Your task:
Write the material out again in full, exactly.
Start of Supplied entries
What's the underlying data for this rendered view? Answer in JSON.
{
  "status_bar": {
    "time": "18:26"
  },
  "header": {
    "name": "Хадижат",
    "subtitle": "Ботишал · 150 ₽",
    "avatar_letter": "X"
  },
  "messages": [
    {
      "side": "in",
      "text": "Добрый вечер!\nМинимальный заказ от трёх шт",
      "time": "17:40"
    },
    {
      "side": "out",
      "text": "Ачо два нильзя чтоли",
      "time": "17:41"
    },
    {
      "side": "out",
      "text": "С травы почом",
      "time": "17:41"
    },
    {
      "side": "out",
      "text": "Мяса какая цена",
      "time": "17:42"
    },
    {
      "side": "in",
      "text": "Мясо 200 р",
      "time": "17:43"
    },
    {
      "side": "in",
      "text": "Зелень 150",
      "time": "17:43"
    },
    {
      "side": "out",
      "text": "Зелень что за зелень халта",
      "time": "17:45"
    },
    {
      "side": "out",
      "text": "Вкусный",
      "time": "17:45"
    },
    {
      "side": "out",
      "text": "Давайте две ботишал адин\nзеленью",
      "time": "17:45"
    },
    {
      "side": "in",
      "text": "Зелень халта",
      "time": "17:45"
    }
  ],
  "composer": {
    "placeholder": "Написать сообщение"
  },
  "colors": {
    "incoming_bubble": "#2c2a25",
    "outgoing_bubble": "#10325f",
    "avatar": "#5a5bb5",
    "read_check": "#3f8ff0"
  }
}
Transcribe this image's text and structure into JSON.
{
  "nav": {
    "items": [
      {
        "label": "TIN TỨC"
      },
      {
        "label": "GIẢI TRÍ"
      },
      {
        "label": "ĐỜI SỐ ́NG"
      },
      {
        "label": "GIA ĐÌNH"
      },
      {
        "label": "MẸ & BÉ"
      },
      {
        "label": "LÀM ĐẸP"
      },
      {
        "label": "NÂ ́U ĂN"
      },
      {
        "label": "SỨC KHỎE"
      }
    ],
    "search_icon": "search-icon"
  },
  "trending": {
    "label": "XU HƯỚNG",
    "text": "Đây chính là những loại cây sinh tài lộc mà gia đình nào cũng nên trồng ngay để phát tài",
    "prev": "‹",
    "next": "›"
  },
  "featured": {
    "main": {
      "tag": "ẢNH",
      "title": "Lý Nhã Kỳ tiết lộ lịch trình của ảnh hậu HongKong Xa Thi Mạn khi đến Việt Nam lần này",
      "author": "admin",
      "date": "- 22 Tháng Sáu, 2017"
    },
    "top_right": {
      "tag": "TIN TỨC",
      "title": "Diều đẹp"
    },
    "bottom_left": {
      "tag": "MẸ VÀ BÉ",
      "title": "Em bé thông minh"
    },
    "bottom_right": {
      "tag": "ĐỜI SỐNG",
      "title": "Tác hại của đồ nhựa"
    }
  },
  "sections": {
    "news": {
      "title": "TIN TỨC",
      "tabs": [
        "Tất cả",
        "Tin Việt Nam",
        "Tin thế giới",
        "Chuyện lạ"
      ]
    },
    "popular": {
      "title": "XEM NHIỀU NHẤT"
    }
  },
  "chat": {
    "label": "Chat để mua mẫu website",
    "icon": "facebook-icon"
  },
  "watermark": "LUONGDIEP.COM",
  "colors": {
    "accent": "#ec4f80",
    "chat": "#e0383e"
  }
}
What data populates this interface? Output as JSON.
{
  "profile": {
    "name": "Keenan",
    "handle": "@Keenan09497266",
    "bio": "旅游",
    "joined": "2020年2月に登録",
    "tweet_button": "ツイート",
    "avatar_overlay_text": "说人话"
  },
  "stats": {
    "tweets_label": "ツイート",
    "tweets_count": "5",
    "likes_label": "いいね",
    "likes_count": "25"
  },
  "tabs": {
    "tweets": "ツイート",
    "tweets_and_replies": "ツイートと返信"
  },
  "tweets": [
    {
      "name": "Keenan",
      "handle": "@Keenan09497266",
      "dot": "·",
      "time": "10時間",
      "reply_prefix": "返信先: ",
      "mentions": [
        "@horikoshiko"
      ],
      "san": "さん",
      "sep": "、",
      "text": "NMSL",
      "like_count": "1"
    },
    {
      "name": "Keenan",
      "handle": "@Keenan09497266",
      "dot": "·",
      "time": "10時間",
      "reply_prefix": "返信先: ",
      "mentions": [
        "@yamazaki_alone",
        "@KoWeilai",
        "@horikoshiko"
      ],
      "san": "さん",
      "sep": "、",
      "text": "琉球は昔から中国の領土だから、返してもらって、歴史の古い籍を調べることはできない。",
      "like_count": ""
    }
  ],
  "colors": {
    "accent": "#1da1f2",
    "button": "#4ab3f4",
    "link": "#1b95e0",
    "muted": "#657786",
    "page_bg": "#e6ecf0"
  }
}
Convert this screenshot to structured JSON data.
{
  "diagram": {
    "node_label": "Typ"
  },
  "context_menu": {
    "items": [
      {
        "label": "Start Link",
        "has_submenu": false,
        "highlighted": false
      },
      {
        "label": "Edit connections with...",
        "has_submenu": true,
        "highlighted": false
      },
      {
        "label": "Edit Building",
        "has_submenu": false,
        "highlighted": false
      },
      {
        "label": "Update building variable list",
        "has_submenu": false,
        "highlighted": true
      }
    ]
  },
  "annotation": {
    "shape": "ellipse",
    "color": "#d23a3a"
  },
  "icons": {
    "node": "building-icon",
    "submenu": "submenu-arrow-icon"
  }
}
End of Supplied entries
Answer:
What's the underlying data for this rendered view? Answer in JSON.
{
  "status_bar": {
    "time": "18:26"
  },
  "header": {
    "name": "Хадижат",
    "subtitle": "Ботишал · 150 ₽",
    "avatar_letter": "X"
  },
  "messages": [
    {
      "side": "in",
      "text": "Добрый вечер!\nМинимальный заказ от трёх шт",
      "time": "17:40"
    },
    {
      "side": "out",
      "text": "Ачо два нильзя чтоли",
      "time": "17:41"
    },
    {
      "side": "out",
      "text": "С травы почом",
      "time": "17:41"
    },
    {
      "side": "out",
      "text": "Мяса какая цена",
      "time": "17:42"
    },
    {
      "side": "in",
      "text": "Мясо 200 р",
      "time": "17:43"
    },
    {
      "side": "in",
      "text": "Зелень 150",
      "time": "17:43"
    },
    {
      "side": "out",
      "text": "Зелень что за зелень халта",
      "time": "17:45"
    },
    {
      "side": "out",
      "text": "Вкусный",
      "time": "17:45"
    },
    {
      "side": "out",
      "text": "Давайте две ботишал адин\nзеленью",
      "time": "17:45"
    },
    {
      "side": "in",
      "text": "Зелень халта",
      "time": "17:45"
    }
  ],
  "composer": {
    "placeholder": "Написать сообщение"
  },
  "colors": {
    "incoming_bubble": "#2c2a25",
    "outgoing_bubble": "#10325f",
    "avatar": "#5a5bb5",
    "read_check": "#3f8ff0"
  }
}
Transcribe this image's text and structure into JSON.
{
  "nav": {
    "items": [
      {
        "label": "TIN TỨC"
      },
      {
        "label": "GIẢI TRÍ"
      },
      {
        "label": "ĐỜI SỐ ́NG"
      },
      {
        "label": "GIA ĐÌNH"
      },
      {
        "label": "MẸ & BÉ"
      },
      {
        "label": "LÀM ĐẸP"
      },
      {
        "label": "NÂ ́U ĂN"
      },
      {
        "label": "SỨC KHỎE"
      }
    ],
    "search_icon": "search-icon"
  },
  "trending": {
    "label": "XU HƯỚNG",
    "text": "Đây chính là những loại cây sinh tài lộc mà gia đình nào cũng nên trồng ngay để phát tài",
    "prev": "‹",
    "next": "›"
  },
  "featured": {
    "main": {
      "tag": "ẢNH",
      "title": "Lý Nhã Kỳ tiết lộ lịch trình của ảnh hậu HongKong Xa Thi Mạn khi đến Việt Nam lần này",
      "author": "admin",
      "date": "- 22 Tháng Sáu, 2017"
    },
    "top_right": {
      "tag": "TIN TỨC",
      "title": "Diều đẹp"
    },
    "bottom_left": {
      "tag": "MẸ VÀ BÉ",
      "title": "Em bé thông minh"
    },
    "bottom_right": {
      "tag": "ĐỜI SỐNG",
      "title": "Tác hại của đồ nhựa"
    }
  },
  "sections": {
    "news": {
      "title": "TIN TỨC",
      "tabs": [
        "Tất cả",
        "Tin Việt Nam",
        "Tin thế giới",
        "Chuyện lạ"
      ]
    },
    "popular": {
      "title": "XEM NHIỀU NHẤT"
    }
  },
  "chat": {
    "label": "Chat để mua mẫu website",
    "icon": "facebook-icon"
  },
  "watermark": "LUONGDIEP.COM",
  "colors": {
    "accent": "#ec4f80",
    "chat": "#e0383e"
  }
}
What data populates this interface? Output as JSON.
{
  "profile": {
    "name": "Keenan",
    "handle": "@Keenan09497266",
    "bio": "旅游",
    "joined": "2020年2月に登録",
    "tweet_button": "ツイート",
    "avatar_overlay_text": "说人话"
  },
  "stats": {
    "tweets_label": "ツイート",
    "tweets_count": "5",
    "likes_label": "いいね",
    "likes_count": "25"
  },
  "tabs": {
    "tweets": "ツイート",
    "tweets_and_replies": "ツイートと返信"
  },
  "tweets": [
    {
      "name": "Keenan",
      "handle": "@Keenan09497266",
      "dot": "·",
      "time": "10時間",
      "reply_prefix": "返信先: ",
      "mentions": [
        "@horikoshiko"
      ],
      "san": "さん",
      "sep": "、",
      "text": "NMSL",
      "like_count": "1"
    },
    {
      "name": "Keenan",
      "handle": "@Keenan09497266",
      "dot": "·",
      "time": "10時間",
      "reply_prefix": "返信先: ",
      "mentions": [
        "@yamazaki_alone",
        "@KoWeilai",
        "@horikoshiko"
      ],
      "san": "さん",
      "sep": "、",
      "text": "琉球は昔から中国の領土だから、返してもらって、歴史の古い籍を調べることはできない。",
      "like_count": ""
    }
  ],
  "colors": {
    "accent": "#1da1f2",
    "button": "#4ab3f4",
    "link": "#1b95e0",
    "muted": "#657786",
    "page_bg": "#e6ecf0"
  }
}
Convert this screenshot to structured JSON data.
{
  "diagram": {
    "node_label": "Typ"
  },
  "context_menu": {
    "items": [
      {
        "label": "Start Link",
        "has_submenu": false,
        "highlighted": false
      },
      {
        "label": "Edit connections with...",
        "has_submenu": true,
        "highlighted": false
      },
      {
        "label": "Edit Building",
        "has_submenu": false,
        "highlighted": false
      },
      {
        "label": "Update building variable list",
        "has_submenu": false,
        "highlighted": true
      }
    ]
  },
  "annotation": {
    "shape": "ellipse",
    "color": "#d23a3a"
  },
  "icons": {
    "node": "building-icon",
    "submenu": "submenu-arrow-icon"
  }
}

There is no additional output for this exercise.